--- Written instruction ---
Write out the material exactly, without any of its pictures.

[Figure collection entries]
##############################
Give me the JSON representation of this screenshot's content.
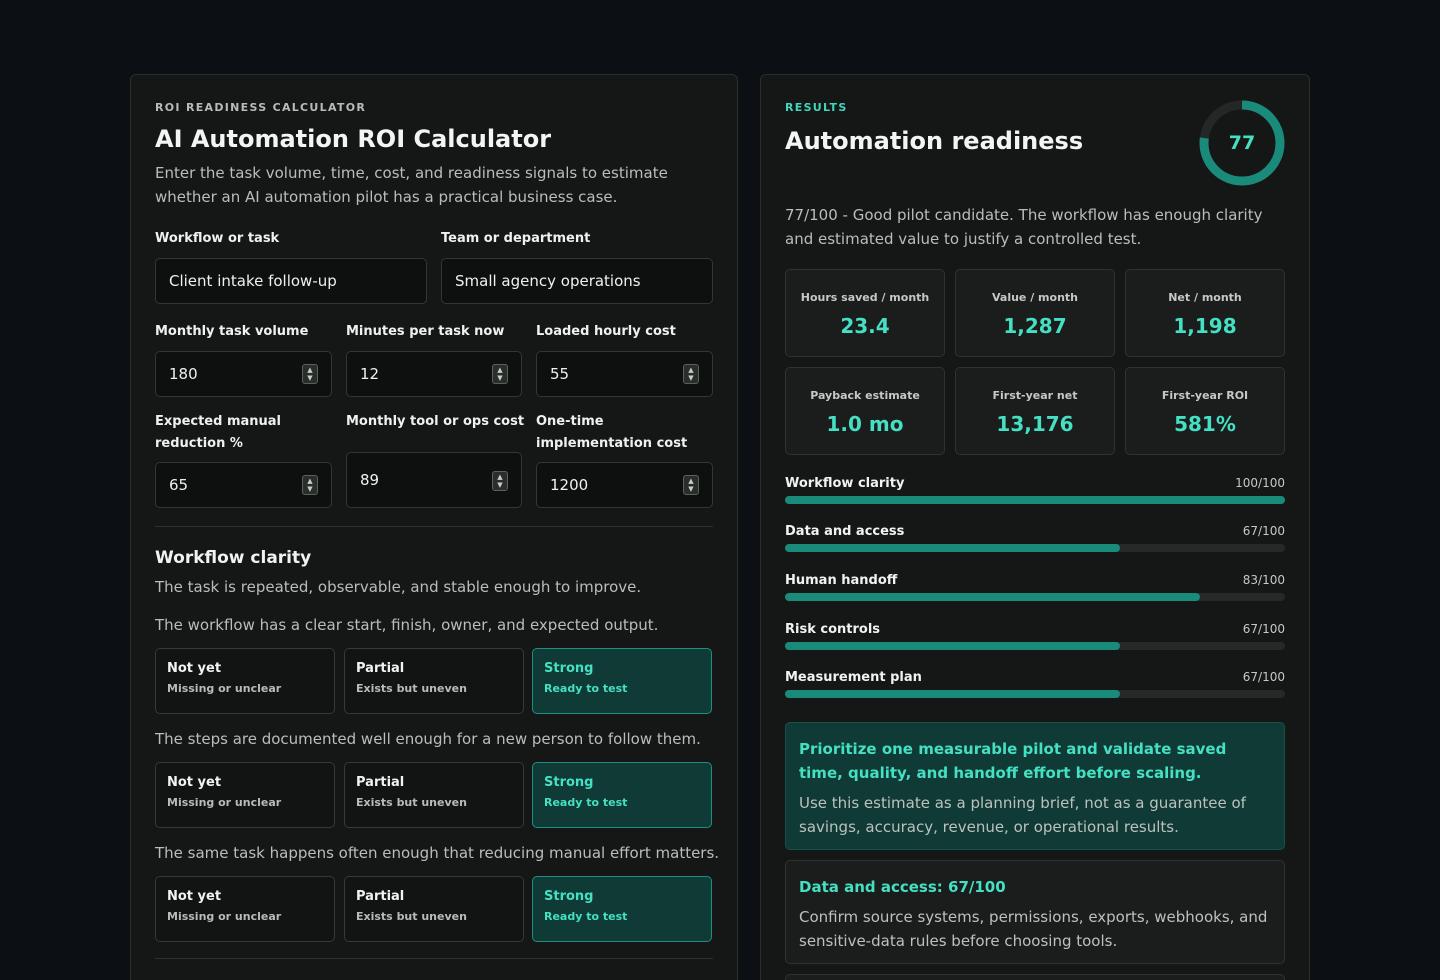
{
  "calculator": {
    "eyebrow": "ROI READINESS CALCULATOR",
    "title": "AI Automation ROI Calculator",
    "description": "Enter the task volume, time, cost, and readiness signals to estimate whether an AI automation pilot has a practical business case.",
    "fields": {
      "workflow": {
        "label": "Workflow or task",
        "value": "Client intake follow-up"
      },
      "team": {
        "label": "Team or department",
        "value": "Small agency operations"
      },
      "volume": {
        "label": "Monthly task volume",
        "value": "180"
      },
      "minutes": {
        "label": "Minutes per task now",
        "value": "12"
      },
      "hourly": {
        "label": "Loaded hourly cost",
        "value": "55"
      },
      "reduction": {
        "label": "Expected manual reduction %",
        "value": "65"
      },
      "toolcost": {
        "label": "Monthly tool or ops cost",
        "value": "89"
      },
      "onetime": {
        "label": "One-time implementation cost",
        "value": "1200"
      }
    },
    "section": {
      "title": "Workflow clarity",
      "description": "The task is repeated, observable, and stable enough to improve.",
      "questions": [
        {
          "text": "The workflow has a clear start, finish, owner, and expected output.",
          "selected": "strong"
        },
        {
          "text": "The steps are documented well enough for a new person to follow them.",
          "selected": "strong"
        },
        {
          "text": "The same task happens often enough that reducing manual effort matters.",
          "selected": "strong"
        }
      ],
      "options": {
        "not_yet": {
          "title": "Not yet",
          "sub": "Missing or unclear"
        },
        "partial": {
          "title": "Partial",
          "sub": "Exists but uneven"
        },
        "strong": {
          "title": "Strong",
          "sub": "Ready to test"
        }
      }
    }
  },
  "results": {
    "eyebrow": "RESULTS",
    "title": "Automation readiness",
    "score": 77,
    "score_display": "77",
    "summary": "77/100 - Good pilot candidate. The workflow has enough clarity and estimated value to justify a controlled test.",
    "metrics": [
      {
        "label": "Hours saved / month",
        "value": "23.4"
      },
      {
        "label": "Value / month",
        "value": "1,287"
      },
      {
        "label": "Net / month",
        "value": "1,198"
      },
      {
        "label": "Payback estimate",
        "value": "1.0 mo"
      },
      {
        "label": "First-year net",
        "value": "13,176"
      },
      {
        "label": "First-year ROI",
        "value": "581%"
      }
    ],
    "scores": [
      {
        "label": "Workflow clarity",
        "display": "100/100",
        "value": 100
      },
      {
        "label": "Data and access",
        "display": "67/100",
        "value": 67
      },
      {
        "label": "Human handoff",
        "display": "83/100",
        "value": 83
      },
      {
        "label": "Risk controls",
        "display": "67/100",
        "value": 67
      },
      {
        "label": "Measurement plan",
        "display": "67/100",
        "value": 67
      }
    ],
    "recommendation": {
      "title": "Prioritize one measurable pilot and validate saved time, quality, and handoff effort before scaling.",
      "body": "Use this estimate as a planning brief, not as a guarantee of savings, accuracy, revenue, or operational results."
    },
    "gap": {
      "title": "Data and access: 67/100",
      "body": "Confirm source systems, permissions, exports, webhooks, and sensitive-data rules before choosing tools."
    }
  },
  "colors": {
    "accent": "#45e0c4",
    "accent_dark": "#1a8a7a",
    "background": "#0c0f13"
  }
}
##############################
--- Written response ---
Give me the JSON representation of this screenshot's content.
{
  "calculator": {
    "eyebrow": "ROI READINESS CALCULATOR",
    "title": "AI Automation ROI Calculator",
    "description": "Enter the task volume, time, cost, and readiness signals to estimate whether an AI automation pilot has a practical business case.",
    "fields": {
      "workflow": {
        "label": "Workflow or task",
        "value": "Client intake follow-up"
      },
      "team": {
        "label": "Team or department",
        "value": "Small agency operations"
      },
      "volume": {
        "label": "Monthly task volume",
        "value": "180"
      },
      "minutes": {
        "label": "Minutes per task now",
        "value": "12"
      },
      "hourly": {
        "label": "Loaded hourly cost",
        "value": "55"
      },
      "reduction": {
        "label": "Expected manual reduction %",
        "value": "65"
      },
      "toolcost": {
        "label": "Monthly tool or ops cost",
        "value": "89"
      },
      "onetime": {
        "label": "One-time implementation cost",
        "value": "1200"
      }
    },
    "section": {
      "title": "Workflow clarity",
      "description": "The task is repeated, observable, and stable enough to improve.",
      "questions": [
        {
          "text": "The workflow has a clear start, finish, owner, and expected output.",
          "selected": "strong"
        },
        {
          "text": "The steps are documented well enough for a new person to follow them.",
          "selected": "strong"
        },
        {
          "text": "The same task happens often enough that reducing manual effort matters.",
          "selected": "strong"
        }
      ],
      "options": {
        "not_yet": {
          "title": "Not yet",
          "sub": "Missing or unclear"
        },
        "partial": {
          "title": "Partial",
          "sub": "Exists but uneven"
        },
        "strong": {
          "title": "Strong",
          "sub": "Ready to test"
        }
      }
    }
  },
  "results": {
    "eyebrow": "RESULTS",
    "title": "Automation readiness",
    "score": 77,
    "score_display": "77",
    "summary": "77/100 - Good pilot candidate. The workflow has enough clarity and estimated value to justify a controlled test.",
    "metrics": [
      {
        "label": "Hours saved / month",
        "value": "23.4"
      },
      {
        "label": "Value / month",
        "value": "1,287"
      },
      {
        "label": "Net / month",
        "value": "1,198"
      },
      {
        "label": "Payback estimate",
        "value": "1.0 mo"
      },
      {
        "label": "First-year net",
        "value": "13,176"
      },
      {
        "label": "First-year ROI",
        "value": "581%"
      }
    ],
    "scores": [
      {
        "label": "Workflow clarity",
        "display": "100/100",
        "value": 100
      },
      {
        "label": "Data and access",
        "display": "67/100",
        "value": 67
      },
      {
        "label": "Human handoff",
        "display": "83/100",
        "value": 83
      },
      {
        "label": "Risk controls",
        "display": "67/100",
        "value": 67
      },
      {
        "label": "Measurement plan",
        "display": "67/100",
        "value": 67
      }
    ],
    "recommendation": {
      "title": "Prioritize one measurable pilot and validate saved time, quality, and handoff effort before scaling.",
      "body": "Use this estimate as a planning brief, not as a guarantee of savings, accuracy, revenue, or operational results."
    },
    "gap": {
      "title": "Data and access: 67/100",
      "body": "Confirm source systems, permissions, exports, webhooks, and sensitive-data rules before choosing tools."
    }
  },
  "colors": {
    "accent": "#45e0c4",
    "accent_dark": "#1a8a7a",
    "background": "#0c0f13"
  }
}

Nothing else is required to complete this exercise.